## [Exercise requirements]
Pick out all lines in the listing holding the string "Календарний" and copy them.

## [Excerpted records]

========================================================================

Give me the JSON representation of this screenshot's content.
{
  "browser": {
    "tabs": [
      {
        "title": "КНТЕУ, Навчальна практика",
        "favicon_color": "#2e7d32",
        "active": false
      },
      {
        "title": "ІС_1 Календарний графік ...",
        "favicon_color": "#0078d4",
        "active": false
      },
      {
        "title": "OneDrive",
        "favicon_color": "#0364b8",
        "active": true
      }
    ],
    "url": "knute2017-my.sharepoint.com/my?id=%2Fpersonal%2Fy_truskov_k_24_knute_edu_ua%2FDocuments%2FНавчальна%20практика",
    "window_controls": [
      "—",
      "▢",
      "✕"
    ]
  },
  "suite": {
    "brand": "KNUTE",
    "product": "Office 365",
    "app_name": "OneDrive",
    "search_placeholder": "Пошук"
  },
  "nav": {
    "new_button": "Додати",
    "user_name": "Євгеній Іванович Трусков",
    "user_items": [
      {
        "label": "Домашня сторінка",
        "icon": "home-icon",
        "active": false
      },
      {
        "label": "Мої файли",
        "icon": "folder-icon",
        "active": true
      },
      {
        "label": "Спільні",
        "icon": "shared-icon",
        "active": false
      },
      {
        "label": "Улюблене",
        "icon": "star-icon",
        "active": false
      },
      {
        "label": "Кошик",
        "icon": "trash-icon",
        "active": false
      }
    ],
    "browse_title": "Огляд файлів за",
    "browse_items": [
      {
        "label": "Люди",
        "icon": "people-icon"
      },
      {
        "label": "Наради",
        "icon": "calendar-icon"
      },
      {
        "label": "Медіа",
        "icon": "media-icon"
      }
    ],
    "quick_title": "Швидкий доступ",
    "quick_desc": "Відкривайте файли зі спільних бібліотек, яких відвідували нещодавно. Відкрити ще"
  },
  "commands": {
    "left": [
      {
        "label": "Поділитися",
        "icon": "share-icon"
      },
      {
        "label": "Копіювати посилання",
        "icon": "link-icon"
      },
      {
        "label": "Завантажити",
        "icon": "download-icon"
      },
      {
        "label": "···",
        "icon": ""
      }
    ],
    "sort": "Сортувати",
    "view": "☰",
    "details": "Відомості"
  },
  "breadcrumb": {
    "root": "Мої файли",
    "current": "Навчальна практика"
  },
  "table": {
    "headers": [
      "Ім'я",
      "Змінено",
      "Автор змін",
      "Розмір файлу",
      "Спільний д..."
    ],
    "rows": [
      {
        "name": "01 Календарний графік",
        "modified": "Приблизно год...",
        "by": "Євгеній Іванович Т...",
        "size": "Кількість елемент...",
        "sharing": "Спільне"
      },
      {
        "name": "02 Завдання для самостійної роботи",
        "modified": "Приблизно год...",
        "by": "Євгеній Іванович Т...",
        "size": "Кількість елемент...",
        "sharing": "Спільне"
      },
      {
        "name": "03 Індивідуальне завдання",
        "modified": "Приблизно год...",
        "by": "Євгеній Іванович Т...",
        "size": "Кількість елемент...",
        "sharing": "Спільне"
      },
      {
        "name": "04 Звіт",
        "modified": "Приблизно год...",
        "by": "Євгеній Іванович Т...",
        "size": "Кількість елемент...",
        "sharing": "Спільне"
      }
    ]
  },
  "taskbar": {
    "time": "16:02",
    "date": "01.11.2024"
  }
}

========================================================================

## [Written reply]
        "title": "ІС_1 Календарний графік ...",
        "name": "01 Календарний графік",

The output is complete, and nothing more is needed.